■ **WHAT THIS TASK INVOLVES**
Output every line exactly as written. Leave out pictures.

■ **RECORDS FOR THE EXERCISE**

--- Begin ---

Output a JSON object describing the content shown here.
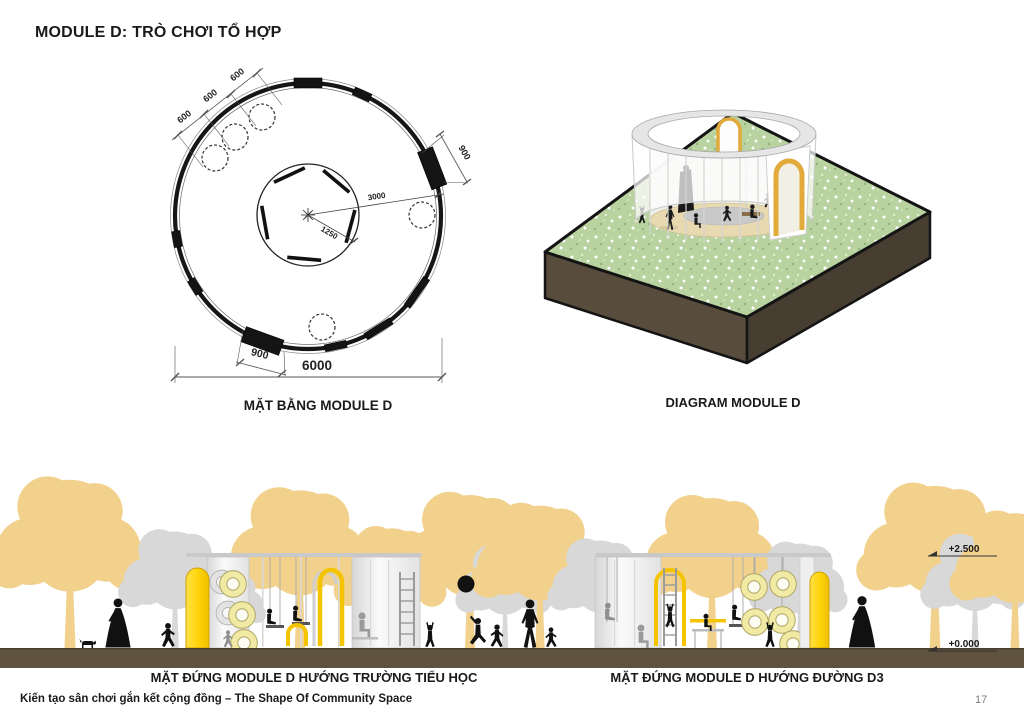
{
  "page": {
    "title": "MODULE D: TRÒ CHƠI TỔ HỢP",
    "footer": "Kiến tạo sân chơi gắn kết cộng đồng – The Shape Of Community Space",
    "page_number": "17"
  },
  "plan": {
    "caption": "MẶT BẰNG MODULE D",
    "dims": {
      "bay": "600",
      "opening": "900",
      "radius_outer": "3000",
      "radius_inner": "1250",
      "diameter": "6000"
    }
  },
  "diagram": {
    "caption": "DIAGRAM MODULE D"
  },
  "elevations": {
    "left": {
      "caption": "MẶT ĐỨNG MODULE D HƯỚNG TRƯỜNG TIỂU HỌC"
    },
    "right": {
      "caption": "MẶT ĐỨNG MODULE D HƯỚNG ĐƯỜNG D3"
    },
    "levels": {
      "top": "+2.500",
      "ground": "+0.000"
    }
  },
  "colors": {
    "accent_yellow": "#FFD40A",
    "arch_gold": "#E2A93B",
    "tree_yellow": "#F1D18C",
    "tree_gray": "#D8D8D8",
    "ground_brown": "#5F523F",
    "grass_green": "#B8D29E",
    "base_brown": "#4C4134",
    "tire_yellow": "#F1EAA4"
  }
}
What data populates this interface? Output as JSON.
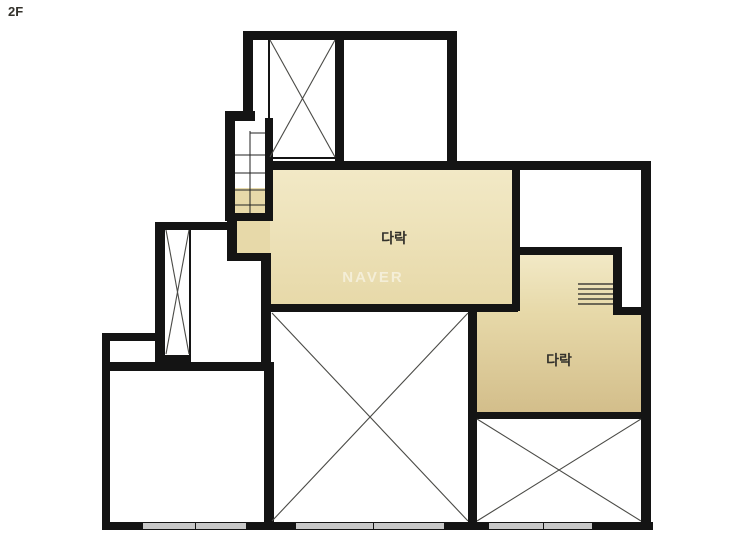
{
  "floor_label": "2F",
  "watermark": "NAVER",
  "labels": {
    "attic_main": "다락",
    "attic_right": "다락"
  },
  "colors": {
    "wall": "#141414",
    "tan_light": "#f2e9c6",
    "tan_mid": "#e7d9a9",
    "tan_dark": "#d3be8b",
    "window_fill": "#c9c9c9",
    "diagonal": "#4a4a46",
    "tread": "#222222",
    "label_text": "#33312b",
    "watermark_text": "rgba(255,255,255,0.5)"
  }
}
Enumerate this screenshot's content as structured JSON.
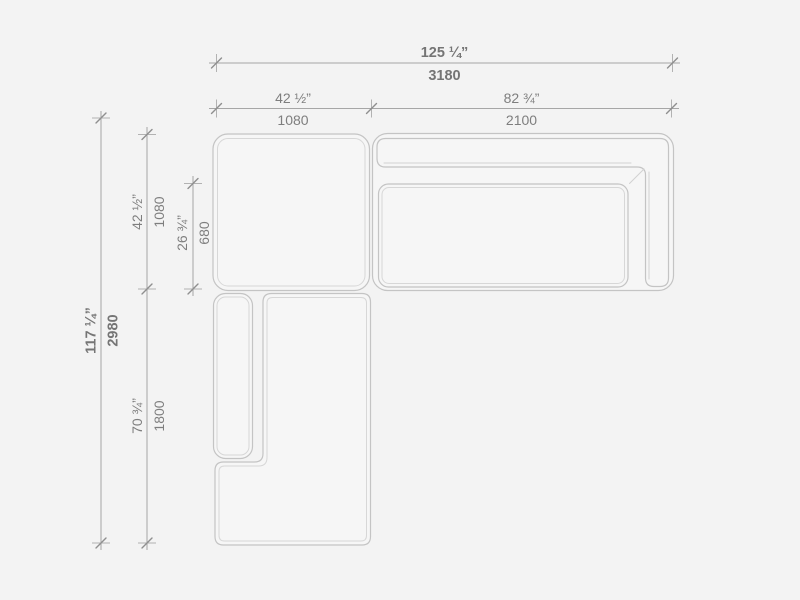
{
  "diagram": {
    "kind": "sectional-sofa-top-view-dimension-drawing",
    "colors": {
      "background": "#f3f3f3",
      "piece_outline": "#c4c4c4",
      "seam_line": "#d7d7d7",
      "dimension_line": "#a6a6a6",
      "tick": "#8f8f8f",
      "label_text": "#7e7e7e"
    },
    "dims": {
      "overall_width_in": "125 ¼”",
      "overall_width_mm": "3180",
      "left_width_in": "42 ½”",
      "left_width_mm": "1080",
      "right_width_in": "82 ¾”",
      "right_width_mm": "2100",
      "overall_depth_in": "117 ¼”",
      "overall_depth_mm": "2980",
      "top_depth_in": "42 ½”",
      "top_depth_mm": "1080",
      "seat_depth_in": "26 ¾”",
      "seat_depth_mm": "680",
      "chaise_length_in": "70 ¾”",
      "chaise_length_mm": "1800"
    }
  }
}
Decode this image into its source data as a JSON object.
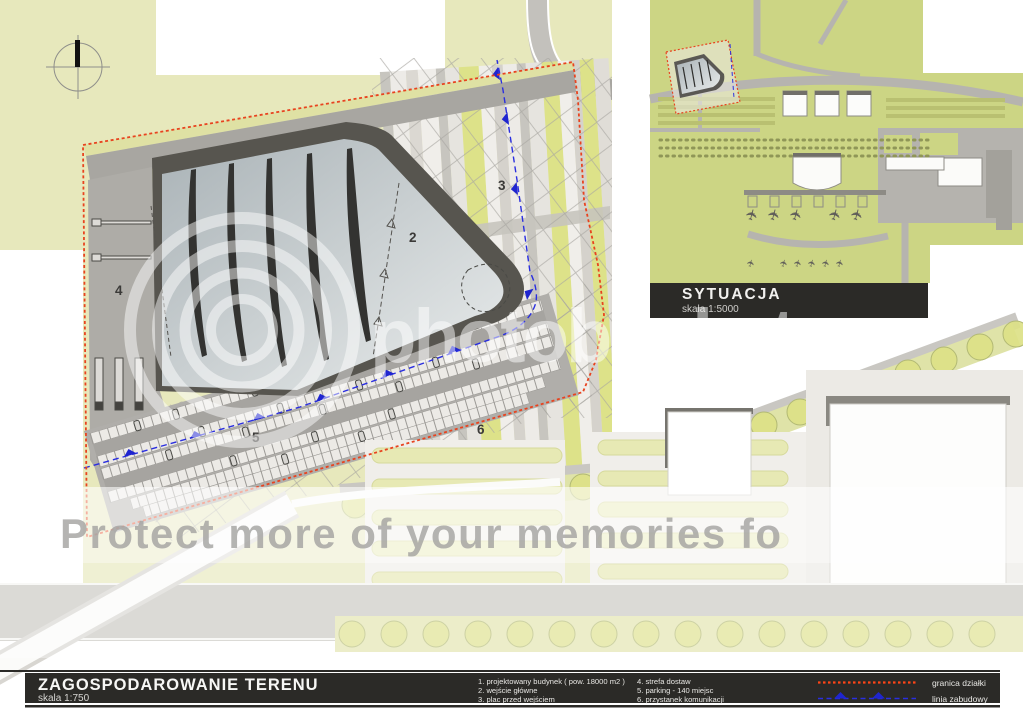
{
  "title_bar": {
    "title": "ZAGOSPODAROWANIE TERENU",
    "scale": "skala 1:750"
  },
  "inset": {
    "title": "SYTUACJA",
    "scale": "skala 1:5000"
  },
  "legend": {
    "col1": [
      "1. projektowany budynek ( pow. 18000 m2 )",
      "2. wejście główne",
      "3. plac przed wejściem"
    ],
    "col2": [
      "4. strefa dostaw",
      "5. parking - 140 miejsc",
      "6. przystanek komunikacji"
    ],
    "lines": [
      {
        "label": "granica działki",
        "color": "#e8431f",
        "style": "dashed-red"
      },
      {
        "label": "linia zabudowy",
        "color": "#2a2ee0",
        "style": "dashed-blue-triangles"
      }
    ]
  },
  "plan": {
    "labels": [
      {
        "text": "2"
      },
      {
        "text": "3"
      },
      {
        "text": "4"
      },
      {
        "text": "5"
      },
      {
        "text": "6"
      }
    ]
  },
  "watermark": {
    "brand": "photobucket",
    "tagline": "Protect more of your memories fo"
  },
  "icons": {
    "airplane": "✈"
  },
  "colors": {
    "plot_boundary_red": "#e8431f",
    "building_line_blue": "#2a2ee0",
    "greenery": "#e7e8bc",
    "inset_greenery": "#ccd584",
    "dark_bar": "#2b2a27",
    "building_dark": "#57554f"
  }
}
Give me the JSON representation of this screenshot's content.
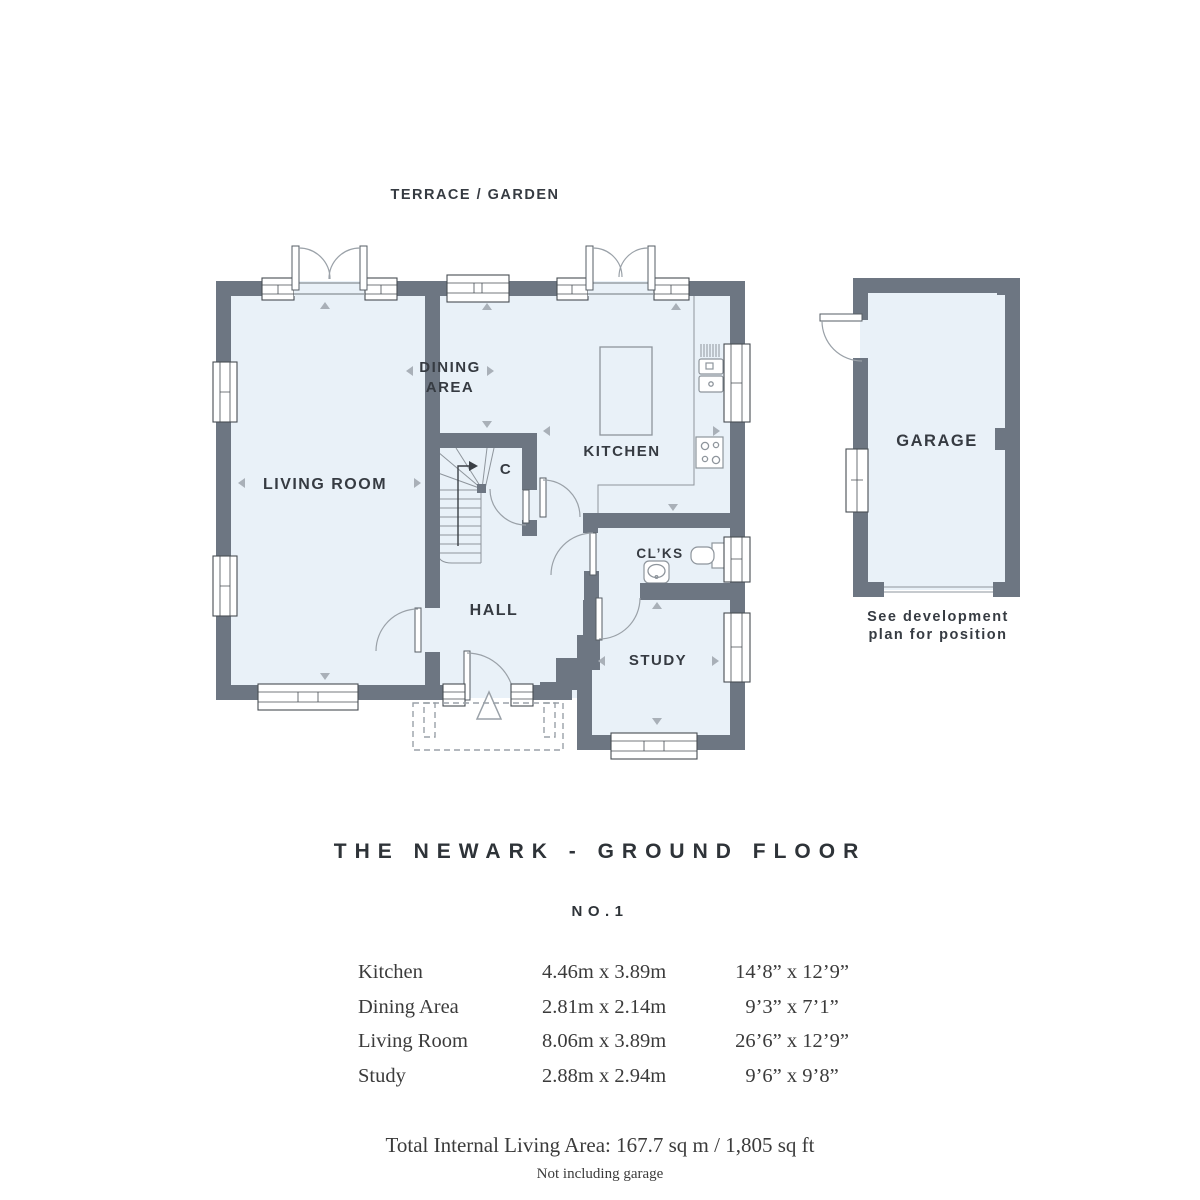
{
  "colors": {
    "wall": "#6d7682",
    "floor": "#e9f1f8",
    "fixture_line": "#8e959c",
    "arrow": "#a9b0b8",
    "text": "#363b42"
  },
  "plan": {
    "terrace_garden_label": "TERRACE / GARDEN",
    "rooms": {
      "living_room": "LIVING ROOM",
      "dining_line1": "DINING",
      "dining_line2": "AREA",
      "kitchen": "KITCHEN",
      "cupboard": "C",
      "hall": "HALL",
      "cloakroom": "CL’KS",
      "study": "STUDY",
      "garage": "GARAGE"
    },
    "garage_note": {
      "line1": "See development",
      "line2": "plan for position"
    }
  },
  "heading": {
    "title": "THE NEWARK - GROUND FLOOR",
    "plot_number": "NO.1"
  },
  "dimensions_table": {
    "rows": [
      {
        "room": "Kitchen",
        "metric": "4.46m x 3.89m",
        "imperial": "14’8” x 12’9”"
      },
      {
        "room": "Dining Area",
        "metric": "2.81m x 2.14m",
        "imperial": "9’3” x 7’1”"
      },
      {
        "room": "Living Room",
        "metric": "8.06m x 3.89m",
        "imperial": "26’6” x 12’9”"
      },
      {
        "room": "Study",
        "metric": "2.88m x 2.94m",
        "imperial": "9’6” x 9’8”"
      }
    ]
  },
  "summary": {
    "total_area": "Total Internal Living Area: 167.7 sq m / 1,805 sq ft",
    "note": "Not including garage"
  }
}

--- End ---

■ **EXERCISE SOLUTION**
Output a JSON object describing the content shown here.
{
  "page": {
    "title": "MODULE D: TRÒ CHƠI TỔ HỢP",
    "footer": "Kiến tạo sân chơi gắn kết cộng đồng – The Shape Of Community Space",
    "page_number": "17"
  },
  "plan": {
    "caption": "MẶT BẰNG MODULE D",
    "dims": {
      "bay": "600",
      "opening": "900",
      "radius_outer": "3000",
      "radius_inner": "1250",
      "diameter": "6000"
    }
  },
  "diagram": {
    "caption": "DIAGRAM MODULE D"
  },
  "elevations": {
    "left": {
      "caption": "MẶT ĐỨNG MODULE D HƯỚNG TRƯỜNG TIỂU HỌC"
    },
    "right": {
      "caption": "MẶT ĐỨNG MODULE D HƯỚNG ĐƯỜNG D3"
    },
    "levels": {
      "top": "+2.500",
      "ground": "+0.000"
    }
  },
  "colors": {
    "accent_yellow": "#FFD40A",
    "arch_gold": "#E2A93B",
    "tree_yellow": "#F1D18C",
    "tree_gray": "#D8D8D8",
    "ground_brown": "#5F523F",
    "grass_green": "#B8D29E",
    "base_brown": "#4C4134",
    "tire_yellow": "#F1EAA4"
  }
}
What data populates this interface? Output as JSON.
{
  "floor_label": "2F",
  "watermark": "NAVER",
  "labels": {
    "attic_main": "다락",
    "attic_right": "다락"
  },
  "colors": {
    "wall": "#141414",
    "tan_light": "#f2e9c6",
    "tan_mid": "#e7d9a9",
    "tan_dark": "#d3be8b",
    "window_fill": "#c9c9c9",
    "diagonal": "#4a4a46",
    "tread": "#222222",
    "label_text": "#33312b",
    "watermark_text": "rgba(255,255,255,0.5)"
  }
}
Enumerate this screenshot's content as structured JSON.
{
  "diagram": {
    "kind": "sectional-sofa-top-view-dimension-drawing",
    "colors": {
      "background": "#f3f3f3",
      "piece_outline": "#c4c4c4",
      "seam_line": "#d7d7d7",
      "dimension_line": "#a6a6a6",
      "tick": "#8f8f8f",
      "label_text": "#7e7e7e"
    },
    "dims": {
      "overall_width_in": "125 ¼”",
      "overall_width_mm": "3180",
      "left_width_in": "42 ½”",
      "left_width_mm": "1080",
      "right_width_in": "82 ¾”",
      "right_width_mm": "2100",
      "overall_depth_in": "117 ¼”",
      "overall_depth_mm": "2980",
      "top_depth_in": "42 ½”",
      "top_depth_mm": "1080",
      "seat_depth_in": "26 ¾”",
      "seat_depth_mm": "680",
      "chaise_length_in": "70 ¾”",
      "chaise_length_mm": "1800"
    }
  }
}
Decode this image into its source data as a JSON object.
{
  "title_bar": {
    "title": "ZAGOSPODAROWANIE TERENU",
    "scale": "skala 1:750"
  },
  "inset": {
    "title": "SYTUACJA",
    "scale": "skala 1:5000"
  },
  "legend": {
    "col1": [
      "1. projektowany budynek ( pow. 18000 m2 )",
      "2. wejście główne",
      "3. plac przed wejściem"
    ],
    "col2": [
      "4. strefa dostaw",
      "5. parking - 140 miejsc",
      "6. przystanek komunikacji"
    ],
    "lines": [
      {
        "label": "granica działki",
        "color": "#e8431f",
        "style": "dashed-red"
      },
      {
        "label": "linia zabudowy",
        "color": "#2a2ee0",
        "style": "dashed-blue-triangles"
      }
    ]
  },
  "plan": {
    "labels": [
      {
        "text": "2"
      },
      {
        "text": "3"
      },
      {
        "text": "4"
      },
      {
        "text": "5"
      },
      {
        "text": "6"
      }
    ]
  },
  "watermark": {
    "brand": "photobucket",
    "tagline": "Protect more of your memories fo"
  },
  "icons": {
    "airplane": "✈"
  },
  "colors": {
    "plot_boundary_red": "#e8431f",
    "building_line_blue": "#2a2ee0",
    "greenery": "#e7e8bc",
    "inset_greenery": "#ccd584",
    "dark_bar": "#2b2a27",
    "building_dark": "#57554f"
  }
}
Give me the JSON representation of this screenshot's content.
{
  "colors": {
    "wall": "#6d7682",
    "floor": "#e9f1f8",
    "fixture_line": "#8e959c",
    "arrow": "#a9b0b8",
    "text": "#363b42"
  },
  "plan": {
    "terrace_garden_label": "TERRACE / GARDEN",
    "rooms": {
      "living_room": "LIVING ROOM",
      "dining_line1": "DINING",
      "dining_line2": "AREA",
      "kitchen": "KITCHEN",
      "cupboard": "C",
      "hall": "HALL",
      "cloakroom": "CL’KS",
      "study": "STUDY",
      "garage": "GARAGE"
    },
    "garage_note": {
      "line1": "See development",
      "line2": "plan for position"
    }
  },
  "heading": {
    "title": "THE NEWARK - GROUND FLOOR",
    "plot_number": "NO.1"
  },
  "dimensions_table": {
    "rows": [
      {
        "room": "Kitchen",
        "metric": "4.46m x 3.89m",
        "imperial": "14’8” x 12’9”"
      },
      {
        "room": "Dining Area",
        "metric": "2.81m x 2.14m",
        "imperial": "9’3” x 7’1”"
      },
      {
        "room": "Living Room",
        "metric": "8.06m x 3.89m",
        "imperial": "26’6” x 12’9”"
      },
      {
        "room": "Study",
        "metric": "2.88m x 2.94m",
        "imperial": "9’6” x 9’8”"
      }
    ]
  },
  "summary": {
    "total_area": "Total Internal Living Area: 167.7 sq m / 1,805 sq ft",
    "note": "Not including garage"
  }
}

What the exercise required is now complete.